TASK DETAILS.
From the entries below, count the lines with "segnali". Write only the count.

Records excerpted from a collection
---*---

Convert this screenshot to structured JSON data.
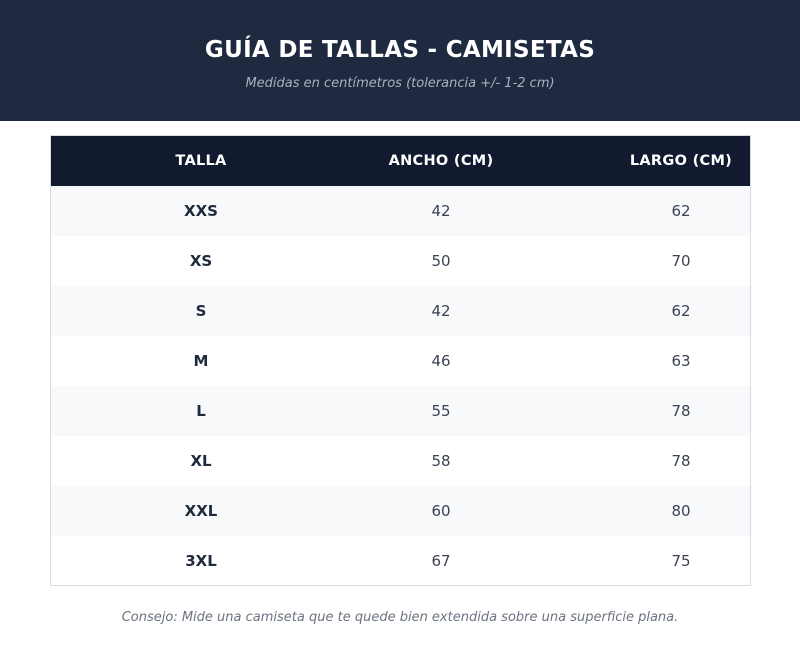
{
  "header": {
    "title": "GUÍA DE TALLAS - CAMISETAS",
    "subtitle": "Medidas en centímetros (tolerancia +/- 1-2 cm)"
  },
  "table": {
    "columns": [
      "TALLA",
      "ANCHO (CM)",
      "LARGO (CM)"
    ],
    "rows": [
      {
        "talla": "XXS",
        "ancho": "42",
        "largo": "62"
      },
      {
        "talla": "XS",
        "ancho": "50",
        "largo": "70"
      },
      {
        "talla": "S",
        "ancho": "42",
        "largo": "62"
      },
      {
        "talla": "M",
        "ancho": "46",
        "largo": "63"
      },
      {
        "talla": "L",
        "ancho": "55",
        "largo": "78"
      },
      {
        "talla": "XL",
        "ancho": "58",
        "largo": "78"
      },
      {
        "talla": "XXL",
        "ancho": "60",
        "largo": "80"
      },
      {
        "talla": "3XL",
        "ancho": "67",
        "largo": "75"
      }
    ]
  },
  "footer": {
    "tip": "Consejo: Mide una camiseta que te quede bien extendida sobre una superficie plana."
  },
  "colors": {
    "header_bg": "#1f2a40",
    "table_header_bg": "#111a2e",
    "row_alt_bg": "#f7f9fb"
  }
}
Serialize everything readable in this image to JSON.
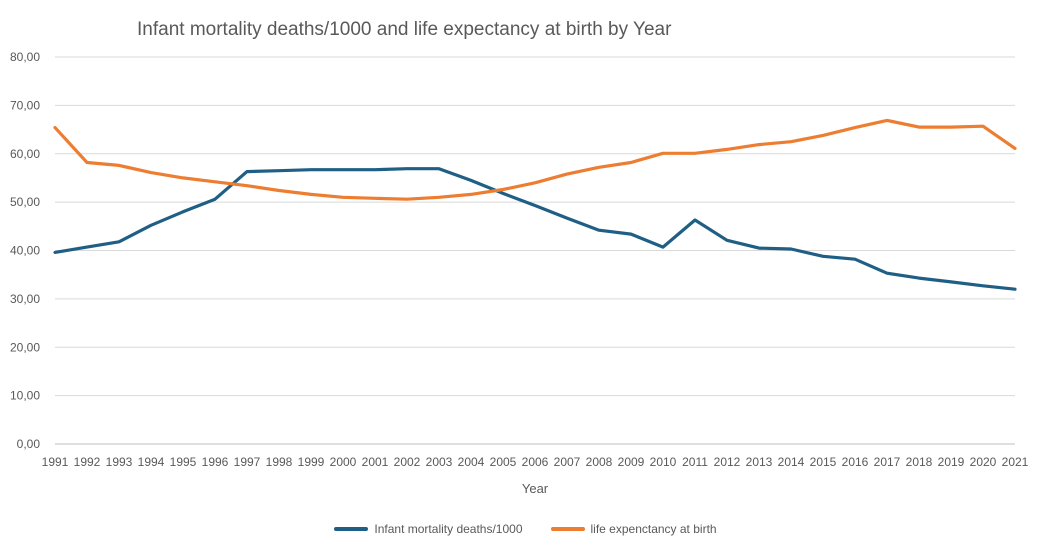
{
  "chart_data": {
    "type": "line",
    "title": "Infant mortality deaths/1000 and life expectancy at birth by Year",
    "xlabel": "Year",
    "ylabel": "",
    "ylim": [
      0,
      80
    ],
    "yticks": [
      "0,00",
      "10,00",
      "20,00",
      "30,00",
      "40,00",
      "50,00",
      "60,00",
      "70,00",
      "80,00"
    ],
    "grid": true,
    "legend_position": "bottom",
    "categories": [
      "1991",
      "1992",
      "1993",
      "1994",
      "1995",
      "1996",
      "1997",
      "1998",
      "1999",
      "2000",
      "2001",
      "2002",
      "2003",
      "2004",
      "2005",
      "2006",
      "2007",
      "2008",
      "2009",
      "2010",
      "2011",
      "2012",
      "2013",
      "2014",
      "2015",
      "2016",
      "2017",
      "2018",
      "2019",
      "2020",
      "2021"
    ],
    "series": [
      {
        "name": "Infant mortality deaths/1000",
        "color": "#1f5f85",
        "values": [
          39.6,
          40.7,
          41.8,
          45.2,
          48.0,
          50.6,
          56.3,
          56.5,
          56.7,
          56.7,
          56.7,
          56.9,
          56.9,
          54.5,
          51.8,
          49.3,
          46.7,
          44.2,
          43.4,
          40.7,
          46.3,
          42.1,
          40.5,
          40.3,
          38.8,
          38.2,
          35.3,
          34.3,
          33.5,
          32.7,
          32.0
        ]
      },
      {
        "name": "life expenctancy at birth",
        "color": "#ed7d31",
        "values": [
          65.4,
          58.2,
          57.6,
          56.1,
          55.0,
          54.2,
          53.4,
          52.4,
          51.6,
          51.0,
          50.8,
          50.6,
          51.0,
          51.6,
          52.6,
          54.0,
          55.8,
          57.2,
          58.2,
          60.1,
          60.1,
          60.9,
          61.9,
          62.5,
          63.8,
          65.4,
          66.9,
          65.5,
          65.5,
          65.7,
          61.1
        ]
      }
    ]
  }
}
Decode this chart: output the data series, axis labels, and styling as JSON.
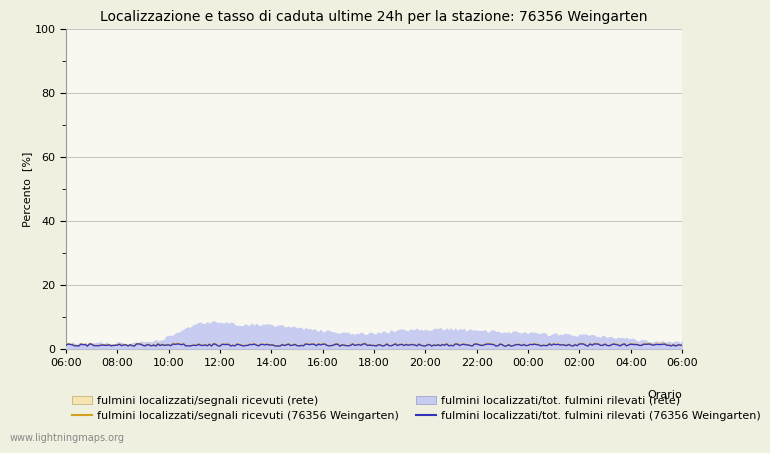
{
  "title": "Localizzazione e tasso di caduta ultime 24h per la stazione: 76356 Weingarten",
  "ylabel": "Percento  [%]",
  "xlabel_right": "Orario",
  "watermark": "www.lightningmaps.org",
  "ylim": [
    0,
    100
  ],
  "yticks": [
    0,
    20,
    40,
    60,
    80,
    100
  ],
  "yticks_minor": [
    10,
    30,
    50,
    70,
    90
  ],
  "x_labels": [
    "06:00",
    "08:00",
    "10:00",
    "12:00",
    "14:00",
    "16:00",
    "18:00",
    "20:00",
    "22:00",
    "00:00",
    "02:00",
    "04:00",
    "06:00"
  ],
  "fill_rete_color": "#f5e6b0",
  "fill_rete_alpha": 1.0,
  "fill_station_color": "#c8ccf0",
  "fill_station_alpha": 1.0,
  "line_rete_color": "#d4a020",
  "line_station_color": "#3333bb",
  "bg_color": "#f0f0e0",
  "plot_bg_color": "#f8f8f0",
  "grid_color": "#bbbbbb",
  "title_fontsize": 10,
  "axis_fontsize": 8,
  "legend_fontsize": 8,
  "legend1_label": "fulmini localizzati/segnali ricevuti (rete)",
  "legend2_label": "fulmini localizzati/segnali ricevuti (76356 Weingarten)",
  "legend3_label": "fulmini localizzati/tot. fulmini rilevati (rete)",
  "legend4_label": "fulmini localizzati/tot. fulmini rilevati (76356 Weingarten)"
}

---*---

SOLUTION TO THIS EXERCISE.
2